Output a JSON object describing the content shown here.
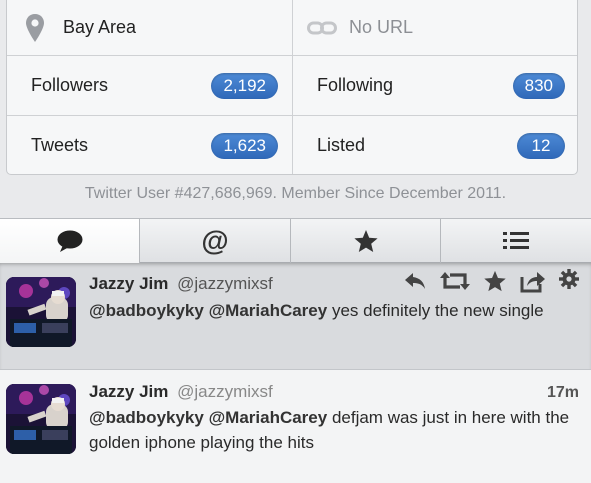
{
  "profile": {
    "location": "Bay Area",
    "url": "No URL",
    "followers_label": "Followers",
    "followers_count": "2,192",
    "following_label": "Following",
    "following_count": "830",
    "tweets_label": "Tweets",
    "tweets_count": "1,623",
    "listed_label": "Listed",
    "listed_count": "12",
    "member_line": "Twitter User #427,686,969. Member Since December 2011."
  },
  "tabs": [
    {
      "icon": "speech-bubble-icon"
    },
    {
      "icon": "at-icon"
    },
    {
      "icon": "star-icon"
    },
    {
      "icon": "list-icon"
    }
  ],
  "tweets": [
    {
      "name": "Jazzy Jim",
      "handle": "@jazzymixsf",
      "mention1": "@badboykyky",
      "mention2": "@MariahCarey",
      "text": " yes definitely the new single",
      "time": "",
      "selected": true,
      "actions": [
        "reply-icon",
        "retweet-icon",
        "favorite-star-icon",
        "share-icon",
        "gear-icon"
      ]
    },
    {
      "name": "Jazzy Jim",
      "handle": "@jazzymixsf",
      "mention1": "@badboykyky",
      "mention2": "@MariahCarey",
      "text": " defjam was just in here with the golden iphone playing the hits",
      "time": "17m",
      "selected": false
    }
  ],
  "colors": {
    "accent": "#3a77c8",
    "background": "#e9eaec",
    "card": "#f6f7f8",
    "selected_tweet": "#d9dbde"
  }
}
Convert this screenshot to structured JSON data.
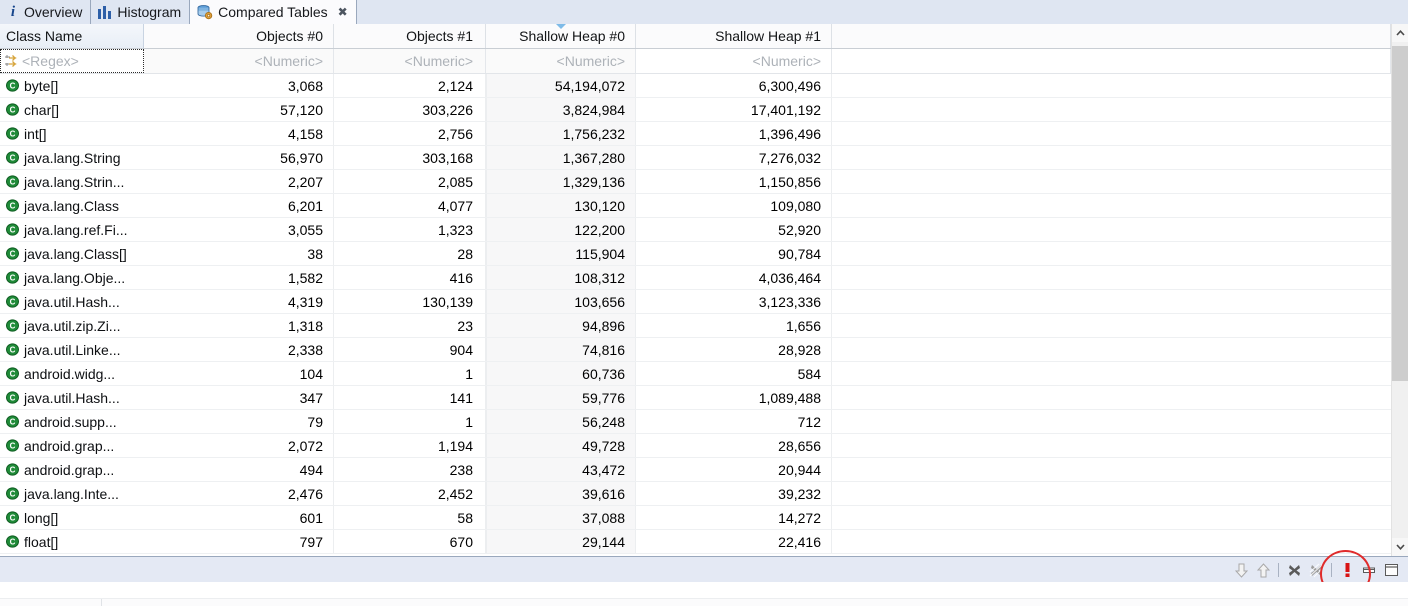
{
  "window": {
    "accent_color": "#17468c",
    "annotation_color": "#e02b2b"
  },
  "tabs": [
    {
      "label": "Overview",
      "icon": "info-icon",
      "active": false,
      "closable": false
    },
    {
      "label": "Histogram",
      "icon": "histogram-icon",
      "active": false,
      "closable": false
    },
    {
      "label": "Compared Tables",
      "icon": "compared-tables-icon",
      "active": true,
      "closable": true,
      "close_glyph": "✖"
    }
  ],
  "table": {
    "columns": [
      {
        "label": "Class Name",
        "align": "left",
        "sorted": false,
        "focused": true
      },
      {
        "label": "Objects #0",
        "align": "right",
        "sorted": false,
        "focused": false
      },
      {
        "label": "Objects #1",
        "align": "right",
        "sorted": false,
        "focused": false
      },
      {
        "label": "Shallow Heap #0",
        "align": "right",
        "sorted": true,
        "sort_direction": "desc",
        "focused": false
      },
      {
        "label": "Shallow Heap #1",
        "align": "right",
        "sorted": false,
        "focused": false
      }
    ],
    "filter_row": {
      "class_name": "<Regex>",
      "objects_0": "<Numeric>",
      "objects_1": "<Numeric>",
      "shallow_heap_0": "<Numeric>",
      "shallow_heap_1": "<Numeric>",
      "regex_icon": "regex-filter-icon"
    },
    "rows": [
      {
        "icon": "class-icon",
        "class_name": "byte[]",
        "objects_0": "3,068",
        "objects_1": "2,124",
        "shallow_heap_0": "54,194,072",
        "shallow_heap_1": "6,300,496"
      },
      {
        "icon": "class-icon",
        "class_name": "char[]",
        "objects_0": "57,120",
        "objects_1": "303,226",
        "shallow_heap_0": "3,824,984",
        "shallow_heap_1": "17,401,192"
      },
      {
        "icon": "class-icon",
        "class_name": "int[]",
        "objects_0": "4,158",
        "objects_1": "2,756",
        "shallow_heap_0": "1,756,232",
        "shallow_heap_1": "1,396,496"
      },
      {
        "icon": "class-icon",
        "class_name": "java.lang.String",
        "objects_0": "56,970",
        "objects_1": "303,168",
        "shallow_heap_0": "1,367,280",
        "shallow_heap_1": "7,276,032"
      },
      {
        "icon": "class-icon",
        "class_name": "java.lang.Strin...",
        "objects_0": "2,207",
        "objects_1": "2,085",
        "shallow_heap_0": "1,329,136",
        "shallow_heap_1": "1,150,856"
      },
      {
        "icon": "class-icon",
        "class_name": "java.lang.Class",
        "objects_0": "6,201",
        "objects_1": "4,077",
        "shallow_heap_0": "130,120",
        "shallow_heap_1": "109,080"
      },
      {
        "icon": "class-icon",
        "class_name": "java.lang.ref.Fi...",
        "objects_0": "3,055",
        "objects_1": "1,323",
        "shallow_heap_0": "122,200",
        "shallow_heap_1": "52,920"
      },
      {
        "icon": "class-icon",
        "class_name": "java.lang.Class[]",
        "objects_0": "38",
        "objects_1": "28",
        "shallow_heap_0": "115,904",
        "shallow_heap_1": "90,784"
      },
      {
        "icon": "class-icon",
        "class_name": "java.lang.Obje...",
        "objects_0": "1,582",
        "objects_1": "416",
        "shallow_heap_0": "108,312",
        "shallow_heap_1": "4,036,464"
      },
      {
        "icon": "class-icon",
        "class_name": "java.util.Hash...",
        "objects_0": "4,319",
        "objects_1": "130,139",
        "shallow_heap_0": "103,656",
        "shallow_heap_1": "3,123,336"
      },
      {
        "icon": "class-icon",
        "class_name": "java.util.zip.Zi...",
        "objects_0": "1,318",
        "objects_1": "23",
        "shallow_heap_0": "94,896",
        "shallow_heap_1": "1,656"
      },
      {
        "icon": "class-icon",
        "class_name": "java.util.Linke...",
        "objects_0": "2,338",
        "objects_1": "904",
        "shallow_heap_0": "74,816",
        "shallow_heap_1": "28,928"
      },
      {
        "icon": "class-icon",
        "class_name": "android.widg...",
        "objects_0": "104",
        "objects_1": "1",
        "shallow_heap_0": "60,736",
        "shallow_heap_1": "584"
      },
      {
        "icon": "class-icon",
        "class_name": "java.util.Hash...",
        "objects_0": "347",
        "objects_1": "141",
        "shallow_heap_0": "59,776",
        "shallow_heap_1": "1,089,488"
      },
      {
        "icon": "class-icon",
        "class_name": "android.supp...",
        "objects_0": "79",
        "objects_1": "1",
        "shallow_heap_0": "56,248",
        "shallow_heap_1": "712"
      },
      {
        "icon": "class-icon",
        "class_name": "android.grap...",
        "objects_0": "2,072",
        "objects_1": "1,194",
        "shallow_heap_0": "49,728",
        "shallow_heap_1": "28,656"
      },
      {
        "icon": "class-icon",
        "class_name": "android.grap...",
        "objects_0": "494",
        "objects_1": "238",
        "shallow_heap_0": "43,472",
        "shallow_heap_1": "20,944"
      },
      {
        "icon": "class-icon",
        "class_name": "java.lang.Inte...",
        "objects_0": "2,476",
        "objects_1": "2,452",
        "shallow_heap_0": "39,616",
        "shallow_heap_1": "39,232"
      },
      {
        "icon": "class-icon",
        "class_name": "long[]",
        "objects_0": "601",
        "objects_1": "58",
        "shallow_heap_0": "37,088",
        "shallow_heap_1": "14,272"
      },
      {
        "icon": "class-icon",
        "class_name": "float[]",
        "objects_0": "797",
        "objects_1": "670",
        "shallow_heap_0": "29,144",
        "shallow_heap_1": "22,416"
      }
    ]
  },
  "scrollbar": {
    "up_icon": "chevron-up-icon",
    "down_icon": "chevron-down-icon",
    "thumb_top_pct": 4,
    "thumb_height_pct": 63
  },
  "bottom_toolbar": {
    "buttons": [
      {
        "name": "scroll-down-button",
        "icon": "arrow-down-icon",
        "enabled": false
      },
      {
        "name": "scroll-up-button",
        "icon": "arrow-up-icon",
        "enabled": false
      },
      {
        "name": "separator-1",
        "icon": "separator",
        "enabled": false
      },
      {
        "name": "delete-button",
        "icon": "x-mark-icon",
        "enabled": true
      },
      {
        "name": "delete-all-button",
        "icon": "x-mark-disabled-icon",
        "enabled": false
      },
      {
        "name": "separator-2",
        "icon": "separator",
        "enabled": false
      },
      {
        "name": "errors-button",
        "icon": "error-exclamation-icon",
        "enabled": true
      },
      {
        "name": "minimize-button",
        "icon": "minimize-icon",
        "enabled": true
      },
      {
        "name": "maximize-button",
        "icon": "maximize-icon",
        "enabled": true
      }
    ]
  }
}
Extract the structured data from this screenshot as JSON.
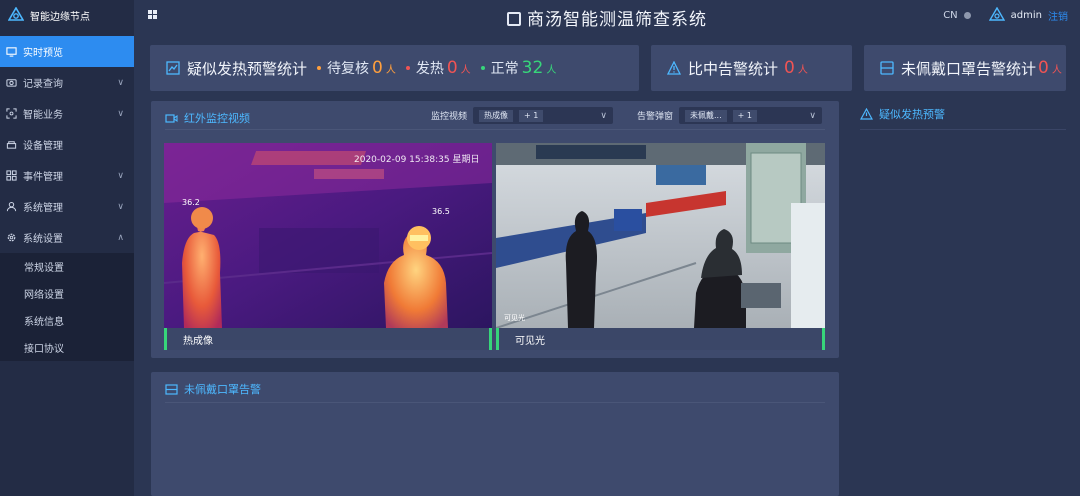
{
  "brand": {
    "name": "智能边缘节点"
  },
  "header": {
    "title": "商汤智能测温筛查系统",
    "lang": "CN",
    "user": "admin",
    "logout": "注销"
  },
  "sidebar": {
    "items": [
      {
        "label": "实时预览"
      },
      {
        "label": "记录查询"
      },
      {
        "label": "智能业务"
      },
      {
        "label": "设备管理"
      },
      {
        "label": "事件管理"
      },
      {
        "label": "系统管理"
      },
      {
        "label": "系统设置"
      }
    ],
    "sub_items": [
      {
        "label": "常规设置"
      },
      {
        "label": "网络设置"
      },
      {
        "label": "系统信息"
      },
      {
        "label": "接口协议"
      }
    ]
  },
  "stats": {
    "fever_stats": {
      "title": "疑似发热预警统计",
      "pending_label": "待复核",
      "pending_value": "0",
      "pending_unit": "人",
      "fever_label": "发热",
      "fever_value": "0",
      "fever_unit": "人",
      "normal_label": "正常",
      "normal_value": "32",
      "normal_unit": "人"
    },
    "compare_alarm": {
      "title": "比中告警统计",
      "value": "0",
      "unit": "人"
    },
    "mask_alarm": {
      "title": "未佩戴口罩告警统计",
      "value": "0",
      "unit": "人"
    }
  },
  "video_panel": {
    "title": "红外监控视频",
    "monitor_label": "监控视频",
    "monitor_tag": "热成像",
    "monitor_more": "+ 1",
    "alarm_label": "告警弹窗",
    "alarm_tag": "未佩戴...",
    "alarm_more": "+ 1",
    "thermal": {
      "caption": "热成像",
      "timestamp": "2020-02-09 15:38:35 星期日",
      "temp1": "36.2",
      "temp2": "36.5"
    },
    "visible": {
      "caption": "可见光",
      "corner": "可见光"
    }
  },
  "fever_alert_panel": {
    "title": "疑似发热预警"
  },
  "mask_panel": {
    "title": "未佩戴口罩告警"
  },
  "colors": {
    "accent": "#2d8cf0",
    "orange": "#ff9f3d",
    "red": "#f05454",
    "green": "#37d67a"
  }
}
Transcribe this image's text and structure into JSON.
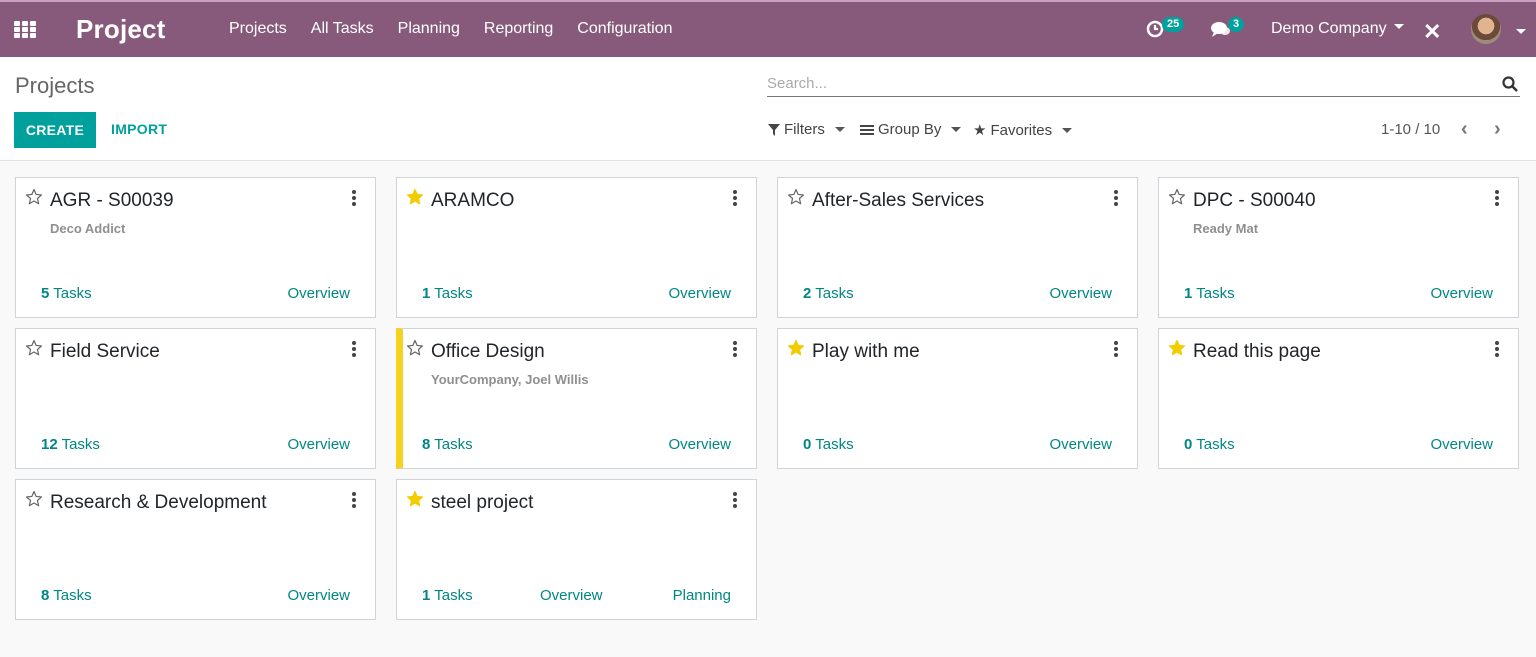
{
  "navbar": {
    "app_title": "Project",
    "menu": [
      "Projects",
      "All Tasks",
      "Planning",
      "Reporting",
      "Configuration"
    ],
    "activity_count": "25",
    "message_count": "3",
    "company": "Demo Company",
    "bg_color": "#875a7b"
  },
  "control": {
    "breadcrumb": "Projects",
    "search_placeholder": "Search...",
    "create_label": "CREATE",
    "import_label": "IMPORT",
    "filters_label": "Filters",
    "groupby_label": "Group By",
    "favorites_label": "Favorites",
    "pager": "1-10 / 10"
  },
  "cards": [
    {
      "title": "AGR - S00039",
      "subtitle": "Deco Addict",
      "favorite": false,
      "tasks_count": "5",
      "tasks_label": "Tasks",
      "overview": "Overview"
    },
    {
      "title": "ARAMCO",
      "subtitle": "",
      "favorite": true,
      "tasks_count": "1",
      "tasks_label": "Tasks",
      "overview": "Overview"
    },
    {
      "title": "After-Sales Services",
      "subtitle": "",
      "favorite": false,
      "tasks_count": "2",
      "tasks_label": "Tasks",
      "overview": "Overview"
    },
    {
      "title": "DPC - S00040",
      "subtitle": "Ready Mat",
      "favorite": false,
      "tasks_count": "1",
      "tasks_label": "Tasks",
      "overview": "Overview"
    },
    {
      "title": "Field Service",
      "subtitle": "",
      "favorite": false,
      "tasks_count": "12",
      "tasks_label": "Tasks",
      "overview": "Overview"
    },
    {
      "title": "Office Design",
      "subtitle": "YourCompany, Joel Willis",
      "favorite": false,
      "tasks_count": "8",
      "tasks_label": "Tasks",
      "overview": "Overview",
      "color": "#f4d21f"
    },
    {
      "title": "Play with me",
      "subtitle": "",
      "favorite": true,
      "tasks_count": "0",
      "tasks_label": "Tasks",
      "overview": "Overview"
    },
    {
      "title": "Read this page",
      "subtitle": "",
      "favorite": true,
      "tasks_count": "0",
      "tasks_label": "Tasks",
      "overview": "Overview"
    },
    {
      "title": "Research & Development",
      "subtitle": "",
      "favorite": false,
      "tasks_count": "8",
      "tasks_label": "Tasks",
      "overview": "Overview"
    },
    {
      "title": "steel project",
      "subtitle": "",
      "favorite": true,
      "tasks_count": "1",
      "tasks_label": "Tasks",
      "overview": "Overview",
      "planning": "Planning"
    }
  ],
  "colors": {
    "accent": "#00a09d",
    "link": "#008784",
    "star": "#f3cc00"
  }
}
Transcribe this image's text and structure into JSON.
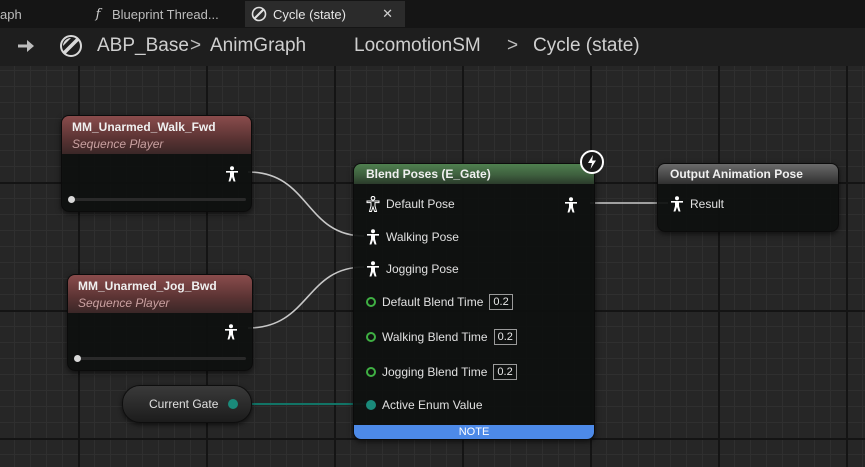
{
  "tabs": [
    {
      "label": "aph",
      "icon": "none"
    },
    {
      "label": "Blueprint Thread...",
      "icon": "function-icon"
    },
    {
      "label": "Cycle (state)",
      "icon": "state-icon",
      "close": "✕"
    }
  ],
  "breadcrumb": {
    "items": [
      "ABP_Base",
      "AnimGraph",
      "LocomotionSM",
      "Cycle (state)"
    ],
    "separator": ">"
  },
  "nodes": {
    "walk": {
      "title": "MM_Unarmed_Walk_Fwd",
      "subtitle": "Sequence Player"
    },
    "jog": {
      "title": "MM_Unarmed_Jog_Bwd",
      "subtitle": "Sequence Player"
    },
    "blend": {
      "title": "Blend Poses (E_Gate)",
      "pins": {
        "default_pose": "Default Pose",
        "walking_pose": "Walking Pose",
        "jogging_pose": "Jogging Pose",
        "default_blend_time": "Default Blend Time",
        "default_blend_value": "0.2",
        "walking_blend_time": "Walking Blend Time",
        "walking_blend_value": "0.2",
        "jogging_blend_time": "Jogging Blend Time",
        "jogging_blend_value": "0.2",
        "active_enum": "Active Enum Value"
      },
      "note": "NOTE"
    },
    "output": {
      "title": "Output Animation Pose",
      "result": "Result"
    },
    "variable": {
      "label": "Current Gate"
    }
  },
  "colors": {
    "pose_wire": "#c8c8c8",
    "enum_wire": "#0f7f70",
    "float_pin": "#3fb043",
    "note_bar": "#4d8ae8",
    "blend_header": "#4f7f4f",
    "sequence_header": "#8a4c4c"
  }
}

* _EXERCISE TASK_
Which lines contain the word "Numeric"? Copy each of them.

* _COMPLETED EXERCISE_
      "objects_0": "<Numeric>",
      "objects_1": "<Numeric>",
      "shallow_heap_0": "<Numeric>",
      "shallow_heap_1": "<Numeric>",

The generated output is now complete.